##### THE RECORDS #####

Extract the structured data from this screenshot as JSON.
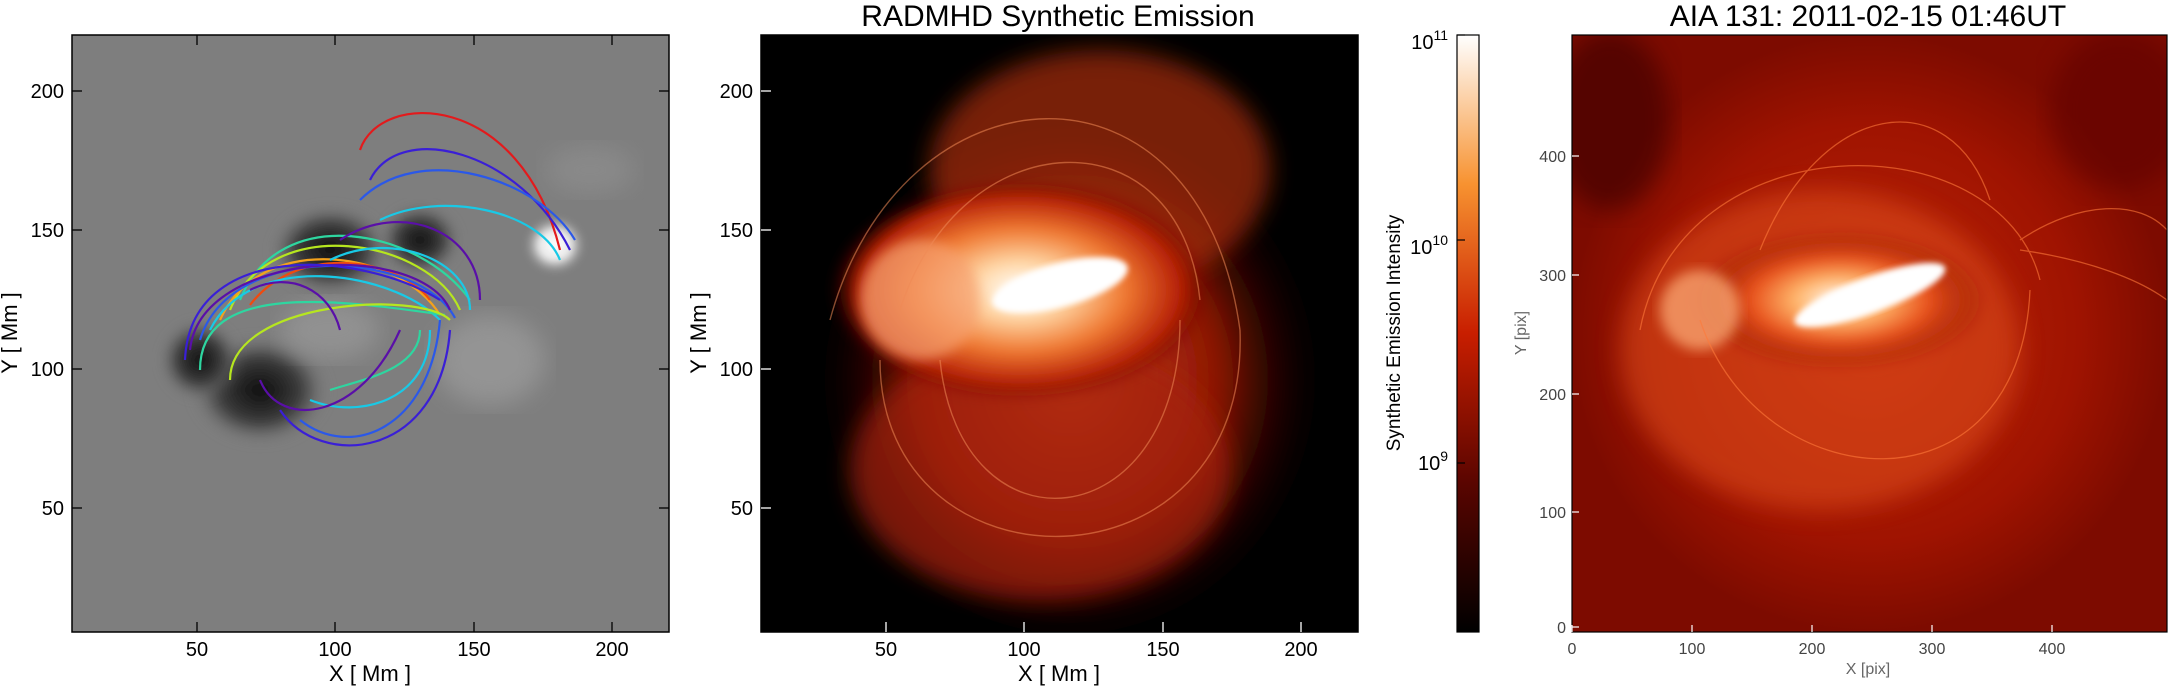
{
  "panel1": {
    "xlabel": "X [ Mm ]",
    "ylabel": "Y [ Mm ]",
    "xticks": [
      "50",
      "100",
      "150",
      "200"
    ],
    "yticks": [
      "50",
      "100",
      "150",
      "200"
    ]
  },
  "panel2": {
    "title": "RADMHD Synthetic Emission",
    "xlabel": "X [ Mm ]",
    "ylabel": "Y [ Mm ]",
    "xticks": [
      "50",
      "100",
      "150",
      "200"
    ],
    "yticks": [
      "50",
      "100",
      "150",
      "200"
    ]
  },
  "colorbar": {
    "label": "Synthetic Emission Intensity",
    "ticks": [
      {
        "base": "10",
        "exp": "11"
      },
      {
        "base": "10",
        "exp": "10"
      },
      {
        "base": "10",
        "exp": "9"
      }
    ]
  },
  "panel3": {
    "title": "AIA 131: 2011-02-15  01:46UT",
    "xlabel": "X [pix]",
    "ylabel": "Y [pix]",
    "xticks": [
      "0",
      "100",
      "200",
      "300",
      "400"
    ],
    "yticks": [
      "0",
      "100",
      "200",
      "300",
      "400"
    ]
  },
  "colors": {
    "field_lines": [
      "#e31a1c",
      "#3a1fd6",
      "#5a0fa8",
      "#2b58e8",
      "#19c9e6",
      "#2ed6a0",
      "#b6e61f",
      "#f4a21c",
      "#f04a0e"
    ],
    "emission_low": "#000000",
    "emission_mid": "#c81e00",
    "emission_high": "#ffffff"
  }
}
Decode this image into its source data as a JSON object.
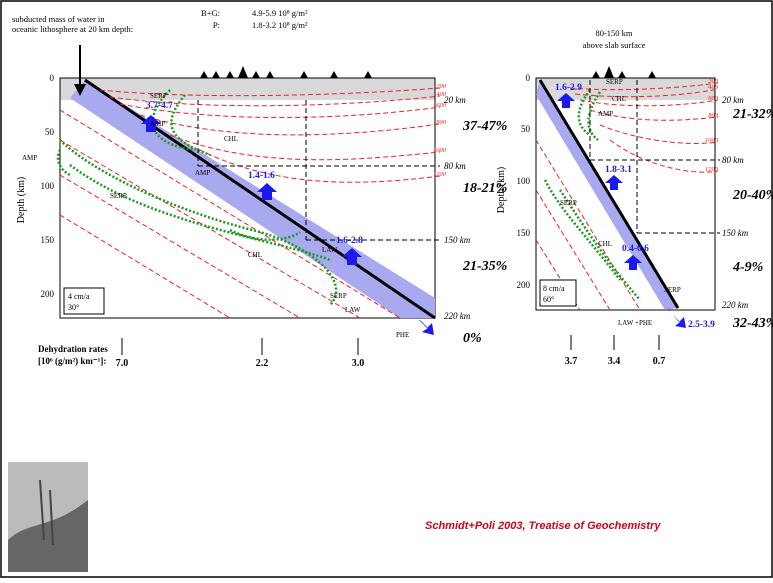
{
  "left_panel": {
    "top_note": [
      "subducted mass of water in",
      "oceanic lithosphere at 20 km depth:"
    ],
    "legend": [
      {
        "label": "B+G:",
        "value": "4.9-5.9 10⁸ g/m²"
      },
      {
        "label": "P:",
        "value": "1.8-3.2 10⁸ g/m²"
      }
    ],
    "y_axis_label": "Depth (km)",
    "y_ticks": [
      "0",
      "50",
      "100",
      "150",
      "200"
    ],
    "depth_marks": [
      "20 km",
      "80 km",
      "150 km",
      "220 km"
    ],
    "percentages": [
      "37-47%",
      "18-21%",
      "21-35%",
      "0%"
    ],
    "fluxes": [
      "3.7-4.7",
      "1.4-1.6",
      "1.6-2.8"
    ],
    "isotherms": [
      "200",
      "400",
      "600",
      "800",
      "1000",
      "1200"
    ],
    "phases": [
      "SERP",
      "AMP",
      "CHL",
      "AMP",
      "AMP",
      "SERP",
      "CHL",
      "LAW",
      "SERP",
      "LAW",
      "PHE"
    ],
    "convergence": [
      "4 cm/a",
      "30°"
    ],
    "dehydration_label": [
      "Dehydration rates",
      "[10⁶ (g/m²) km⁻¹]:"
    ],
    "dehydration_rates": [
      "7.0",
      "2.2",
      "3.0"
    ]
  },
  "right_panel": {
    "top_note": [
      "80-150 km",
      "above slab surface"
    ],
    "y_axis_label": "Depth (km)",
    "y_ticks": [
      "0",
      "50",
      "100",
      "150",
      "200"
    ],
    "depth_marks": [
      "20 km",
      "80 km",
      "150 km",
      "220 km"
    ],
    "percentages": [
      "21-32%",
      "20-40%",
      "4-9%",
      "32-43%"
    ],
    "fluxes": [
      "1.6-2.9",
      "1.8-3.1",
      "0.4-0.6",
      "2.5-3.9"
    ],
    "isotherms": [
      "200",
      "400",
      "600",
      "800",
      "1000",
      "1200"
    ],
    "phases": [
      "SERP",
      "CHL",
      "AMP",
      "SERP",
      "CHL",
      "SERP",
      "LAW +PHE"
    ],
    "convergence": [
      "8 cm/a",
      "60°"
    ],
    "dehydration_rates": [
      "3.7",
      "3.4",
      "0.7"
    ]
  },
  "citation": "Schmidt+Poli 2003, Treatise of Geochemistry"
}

#####
##### THE RECORDS #####

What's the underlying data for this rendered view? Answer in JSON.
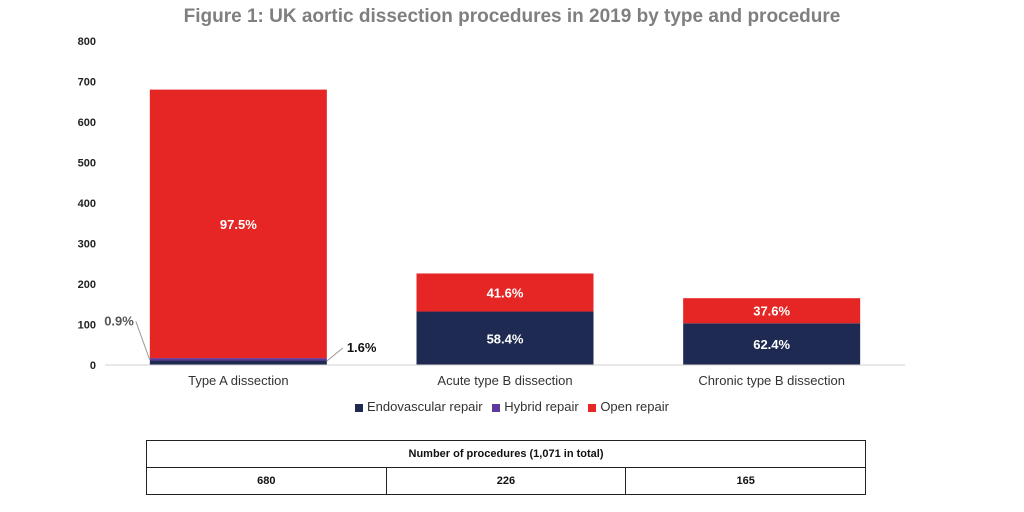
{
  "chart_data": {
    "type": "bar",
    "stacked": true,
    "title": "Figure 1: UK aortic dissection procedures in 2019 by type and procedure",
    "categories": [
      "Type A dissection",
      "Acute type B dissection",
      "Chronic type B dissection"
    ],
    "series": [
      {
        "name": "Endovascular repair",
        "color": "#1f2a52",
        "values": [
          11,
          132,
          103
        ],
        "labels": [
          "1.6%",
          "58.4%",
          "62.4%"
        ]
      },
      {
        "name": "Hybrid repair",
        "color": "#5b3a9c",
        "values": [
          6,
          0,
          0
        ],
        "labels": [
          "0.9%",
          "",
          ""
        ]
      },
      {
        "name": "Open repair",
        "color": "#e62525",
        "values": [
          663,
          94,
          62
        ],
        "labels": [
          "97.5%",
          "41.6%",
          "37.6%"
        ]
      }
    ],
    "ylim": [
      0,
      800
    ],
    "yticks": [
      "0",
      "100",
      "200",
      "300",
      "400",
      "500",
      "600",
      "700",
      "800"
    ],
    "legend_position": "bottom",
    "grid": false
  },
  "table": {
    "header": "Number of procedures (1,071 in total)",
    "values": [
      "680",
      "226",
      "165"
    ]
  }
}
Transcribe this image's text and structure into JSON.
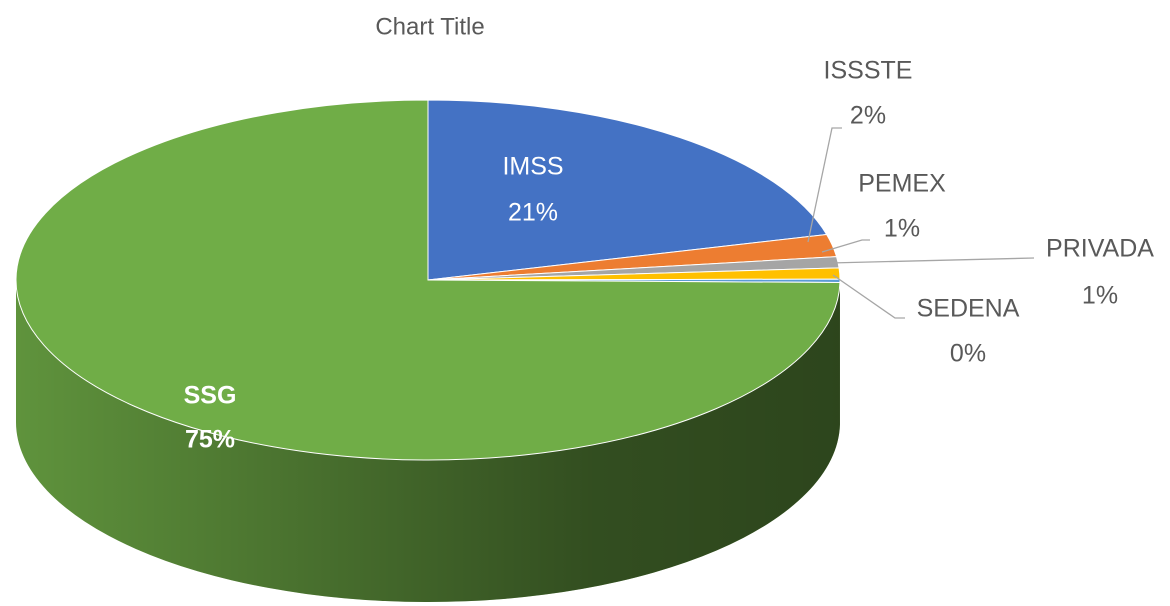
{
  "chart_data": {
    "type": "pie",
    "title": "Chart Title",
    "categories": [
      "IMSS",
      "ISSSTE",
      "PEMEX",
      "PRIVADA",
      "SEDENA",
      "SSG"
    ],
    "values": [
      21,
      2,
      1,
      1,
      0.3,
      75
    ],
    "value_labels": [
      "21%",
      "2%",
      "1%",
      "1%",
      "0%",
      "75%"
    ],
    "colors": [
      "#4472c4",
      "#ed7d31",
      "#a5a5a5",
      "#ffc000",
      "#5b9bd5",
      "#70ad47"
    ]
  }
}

#####

» TASK INSTRUCTIONS:
Display every line of the listing that contains the string "name".

» SOLVED PROBLEM:
        "name": "Endovascular repair",
        "name": "Hybrid repair",
        "name": "Open repair",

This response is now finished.